**Data lines:**
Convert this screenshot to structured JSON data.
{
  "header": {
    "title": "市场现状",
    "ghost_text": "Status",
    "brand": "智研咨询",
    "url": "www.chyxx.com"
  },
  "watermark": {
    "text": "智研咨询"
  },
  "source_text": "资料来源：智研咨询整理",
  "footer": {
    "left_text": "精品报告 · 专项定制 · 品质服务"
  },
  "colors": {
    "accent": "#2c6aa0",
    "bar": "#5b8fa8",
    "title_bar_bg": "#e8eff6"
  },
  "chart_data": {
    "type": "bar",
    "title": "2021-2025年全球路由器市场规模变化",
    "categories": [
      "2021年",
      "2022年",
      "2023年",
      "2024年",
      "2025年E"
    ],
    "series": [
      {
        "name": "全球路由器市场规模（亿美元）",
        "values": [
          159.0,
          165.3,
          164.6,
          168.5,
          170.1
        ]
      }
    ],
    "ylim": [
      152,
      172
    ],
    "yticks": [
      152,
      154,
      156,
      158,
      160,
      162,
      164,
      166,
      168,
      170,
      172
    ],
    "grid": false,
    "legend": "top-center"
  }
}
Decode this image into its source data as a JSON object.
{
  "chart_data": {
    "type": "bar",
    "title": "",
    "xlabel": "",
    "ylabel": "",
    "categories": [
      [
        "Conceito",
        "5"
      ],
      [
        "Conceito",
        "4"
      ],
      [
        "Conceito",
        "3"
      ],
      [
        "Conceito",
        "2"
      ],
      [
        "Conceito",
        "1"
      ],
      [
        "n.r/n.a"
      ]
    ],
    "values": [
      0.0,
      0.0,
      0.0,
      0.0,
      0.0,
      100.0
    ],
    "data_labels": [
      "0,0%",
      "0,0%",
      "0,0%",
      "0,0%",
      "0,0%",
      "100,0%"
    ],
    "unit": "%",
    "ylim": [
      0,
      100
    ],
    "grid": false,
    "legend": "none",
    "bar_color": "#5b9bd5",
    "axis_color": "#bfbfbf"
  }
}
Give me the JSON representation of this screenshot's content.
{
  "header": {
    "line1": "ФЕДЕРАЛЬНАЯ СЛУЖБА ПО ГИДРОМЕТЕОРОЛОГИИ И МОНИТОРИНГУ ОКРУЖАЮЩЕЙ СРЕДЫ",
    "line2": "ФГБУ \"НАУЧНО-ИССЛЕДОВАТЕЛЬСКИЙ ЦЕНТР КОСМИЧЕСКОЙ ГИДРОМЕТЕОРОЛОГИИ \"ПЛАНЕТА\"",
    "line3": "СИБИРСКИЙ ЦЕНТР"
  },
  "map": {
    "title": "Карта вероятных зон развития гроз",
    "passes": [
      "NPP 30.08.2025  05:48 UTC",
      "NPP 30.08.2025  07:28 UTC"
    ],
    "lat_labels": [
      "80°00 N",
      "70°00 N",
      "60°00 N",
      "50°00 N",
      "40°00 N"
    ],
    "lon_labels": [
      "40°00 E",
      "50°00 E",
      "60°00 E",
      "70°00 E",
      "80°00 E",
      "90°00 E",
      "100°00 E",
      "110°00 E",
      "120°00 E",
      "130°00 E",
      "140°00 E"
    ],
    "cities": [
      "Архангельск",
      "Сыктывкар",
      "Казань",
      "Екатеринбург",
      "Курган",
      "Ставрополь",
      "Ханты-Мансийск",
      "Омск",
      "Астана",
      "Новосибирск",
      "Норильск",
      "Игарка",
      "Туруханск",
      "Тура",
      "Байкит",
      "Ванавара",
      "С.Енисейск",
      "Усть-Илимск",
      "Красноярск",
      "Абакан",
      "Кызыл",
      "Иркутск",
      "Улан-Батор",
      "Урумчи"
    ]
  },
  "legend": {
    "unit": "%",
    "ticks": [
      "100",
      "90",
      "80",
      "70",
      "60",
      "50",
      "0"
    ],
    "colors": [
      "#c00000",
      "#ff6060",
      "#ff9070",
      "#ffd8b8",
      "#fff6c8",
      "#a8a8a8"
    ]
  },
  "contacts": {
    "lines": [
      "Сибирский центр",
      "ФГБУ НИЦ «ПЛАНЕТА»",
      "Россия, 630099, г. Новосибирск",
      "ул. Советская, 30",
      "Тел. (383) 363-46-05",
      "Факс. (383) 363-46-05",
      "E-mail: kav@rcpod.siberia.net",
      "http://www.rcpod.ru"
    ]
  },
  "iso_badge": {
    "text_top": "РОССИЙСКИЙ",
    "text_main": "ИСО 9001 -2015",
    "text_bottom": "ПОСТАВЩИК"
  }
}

**Work to do:** Check each line above for the string "JSON", then copy the ones that have it.

**Expected output:**
Convert this screenshot to structured JSON data.
Decode this image into its source data as a JSON object.
Give me the JSON representation of this screenshot's content.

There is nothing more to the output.